(Dataset entries)

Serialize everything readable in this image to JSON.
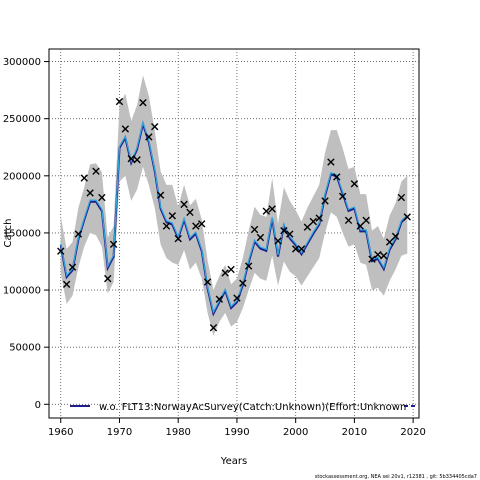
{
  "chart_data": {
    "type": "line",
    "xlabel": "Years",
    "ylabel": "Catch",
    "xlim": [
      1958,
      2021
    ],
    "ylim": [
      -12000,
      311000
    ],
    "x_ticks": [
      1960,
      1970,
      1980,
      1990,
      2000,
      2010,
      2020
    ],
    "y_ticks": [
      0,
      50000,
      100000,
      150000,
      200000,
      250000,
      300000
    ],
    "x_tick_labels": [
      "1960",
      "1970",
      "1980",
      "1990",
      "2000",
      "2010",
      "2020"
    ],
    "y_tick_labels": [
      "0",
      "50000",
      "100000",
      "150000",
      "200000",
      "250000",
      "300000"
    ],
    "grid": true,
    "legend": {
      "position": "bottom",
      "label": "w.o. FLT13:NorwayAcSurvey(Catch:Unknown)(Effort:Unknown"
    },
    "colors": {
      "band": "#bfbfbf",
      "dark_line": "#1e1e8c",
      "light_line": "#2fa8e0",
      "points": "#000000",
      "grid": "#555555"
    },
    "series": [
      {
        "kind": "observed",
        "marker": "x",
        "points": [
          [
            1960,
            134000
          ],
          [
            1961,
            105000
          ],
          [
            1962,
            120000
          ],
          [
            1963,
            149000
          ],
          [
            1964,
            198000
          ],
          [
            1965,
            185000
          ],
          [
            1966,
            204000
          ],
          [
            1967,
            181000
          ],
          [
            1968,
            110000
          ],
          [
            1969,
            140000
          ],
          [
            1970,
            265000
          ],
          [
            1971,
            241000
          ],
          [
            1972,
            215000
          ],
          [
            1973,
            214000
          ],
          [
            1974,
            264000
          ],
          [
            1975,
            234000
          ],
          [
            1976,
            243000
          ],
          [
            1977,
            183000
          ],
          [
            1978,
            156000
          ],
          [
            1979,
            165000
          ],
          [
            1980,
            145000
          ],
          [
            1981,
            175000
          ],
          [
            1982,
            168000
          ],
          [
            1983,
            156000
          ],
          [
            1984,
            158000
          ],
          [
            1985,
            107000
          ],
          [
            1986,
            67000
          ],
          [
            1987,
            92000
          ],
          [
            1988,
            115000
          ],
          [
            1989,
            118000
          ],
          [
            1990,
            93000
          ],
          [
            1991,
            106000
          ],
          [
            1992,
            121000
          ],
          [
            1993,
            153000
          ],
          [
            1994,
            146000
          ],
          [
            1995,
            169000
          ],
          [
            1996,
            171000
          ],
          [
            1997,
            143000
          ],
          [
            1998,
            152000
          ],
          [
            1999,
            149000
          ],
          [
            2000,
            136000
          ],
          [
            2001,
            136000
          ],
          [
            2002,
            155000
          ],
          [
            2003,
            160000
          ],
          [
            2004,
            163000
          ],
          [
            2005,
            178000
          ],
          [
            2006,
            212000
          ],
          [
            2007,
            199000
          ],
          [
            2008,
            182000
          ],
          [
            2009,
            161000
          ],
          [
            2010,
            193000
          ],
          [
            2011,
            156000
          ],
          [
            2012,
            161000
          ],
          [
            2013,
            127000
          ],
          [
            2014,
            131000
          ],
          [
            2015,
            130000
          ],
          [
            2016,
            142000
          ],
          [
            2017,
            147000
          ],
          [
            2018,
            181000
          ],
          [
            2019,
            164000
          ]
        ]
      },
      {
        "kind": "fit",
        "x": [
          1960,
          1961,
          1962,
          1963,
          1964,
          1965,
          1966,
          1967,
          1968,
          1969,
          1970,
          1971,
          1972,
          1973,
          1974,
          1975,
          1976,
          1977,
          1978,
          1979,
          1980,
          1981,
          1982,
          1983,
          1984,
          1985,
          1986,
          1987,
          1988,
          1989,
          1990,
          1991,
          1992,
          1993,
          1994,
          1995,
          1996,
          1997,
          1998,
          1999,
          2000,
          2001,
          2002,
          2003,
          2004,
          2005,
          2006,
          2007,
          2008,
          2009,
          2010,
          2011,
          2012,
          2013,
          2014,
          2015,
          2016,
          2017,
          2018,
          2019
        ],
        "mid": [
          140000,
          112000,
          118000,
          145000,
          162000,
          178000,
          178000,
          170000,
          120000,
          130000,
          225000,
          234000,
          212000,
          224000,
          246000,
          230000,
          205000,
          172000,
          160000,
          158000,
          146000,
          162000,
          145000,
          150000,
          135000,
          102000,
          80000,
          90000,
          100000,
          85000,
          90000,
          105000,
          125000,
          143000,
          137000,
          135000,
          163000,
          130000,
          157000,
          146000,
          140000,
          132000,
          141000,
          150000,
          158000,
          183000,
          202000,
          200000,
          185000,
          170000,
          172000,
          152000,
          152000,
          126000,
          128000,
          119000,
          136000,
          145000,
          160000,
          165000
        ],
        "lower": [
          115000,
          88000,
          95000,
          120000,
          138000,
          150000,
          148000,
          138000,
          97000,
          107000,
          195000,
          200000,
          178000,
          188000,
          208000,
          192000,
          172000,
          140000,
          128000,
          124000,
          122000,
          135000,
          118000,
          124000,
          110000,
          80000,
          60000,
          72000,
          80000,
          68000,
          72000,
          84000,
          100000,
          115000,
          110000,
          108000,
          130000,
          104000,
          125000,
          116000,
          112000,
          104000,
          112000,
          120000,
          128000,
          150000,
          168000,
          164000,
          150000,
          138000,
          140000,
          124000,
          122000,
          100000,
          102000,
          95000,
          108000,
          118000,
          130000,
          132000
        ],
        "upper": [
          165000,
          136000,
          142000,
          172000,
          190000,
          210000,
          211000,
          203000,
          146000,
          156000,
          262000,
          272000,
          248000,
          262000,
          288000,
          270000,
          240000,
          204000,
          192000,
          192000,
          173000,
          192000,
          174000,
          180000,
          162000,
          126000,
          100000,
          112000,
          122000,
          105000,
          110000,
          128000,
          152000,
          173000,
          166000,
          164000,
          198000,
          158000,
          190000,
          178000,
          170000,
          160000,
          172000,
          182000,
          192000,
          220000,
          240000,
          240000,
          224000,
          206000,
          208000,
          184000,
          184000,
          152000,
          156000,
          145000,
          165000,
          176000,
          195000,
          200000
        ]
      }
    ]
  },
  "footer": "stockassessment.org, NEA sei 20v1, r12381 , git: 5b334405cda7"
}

---

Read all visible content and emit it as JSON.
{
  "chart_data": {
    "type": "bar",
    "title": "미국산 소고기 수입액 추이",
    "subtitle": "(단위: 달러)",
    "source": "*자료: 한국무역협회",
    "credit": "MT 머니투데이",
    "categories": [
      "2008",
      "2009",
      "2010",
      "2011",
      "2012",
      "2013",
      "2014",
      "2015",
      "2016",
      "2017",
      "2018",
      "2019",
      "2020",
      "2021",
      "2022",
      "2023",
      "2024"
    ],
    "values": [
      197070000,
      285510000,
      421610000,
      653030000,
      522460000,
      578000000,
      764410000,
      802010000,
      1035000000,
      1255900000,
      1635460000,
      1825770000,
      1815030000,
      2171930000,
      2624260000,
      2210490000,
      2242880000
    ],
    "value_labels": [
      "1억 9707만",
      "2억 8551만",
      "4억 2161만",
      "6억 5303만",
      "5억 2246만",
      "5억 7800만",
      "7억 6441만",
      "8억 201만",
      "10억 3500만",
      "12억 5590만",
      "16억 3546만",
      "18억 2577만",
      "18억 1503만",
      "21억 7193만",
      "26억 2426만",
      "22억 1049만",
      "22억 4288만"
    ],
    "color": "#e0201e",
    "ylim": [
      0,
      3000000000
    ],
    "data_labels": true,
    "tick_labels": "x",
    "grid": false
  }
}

Set exercise: Pick out every line above that contains the word "JSON" and copy it.

Response:
Serialize everything readable in this image to JSON.
Read all visible content and emit it as JSON.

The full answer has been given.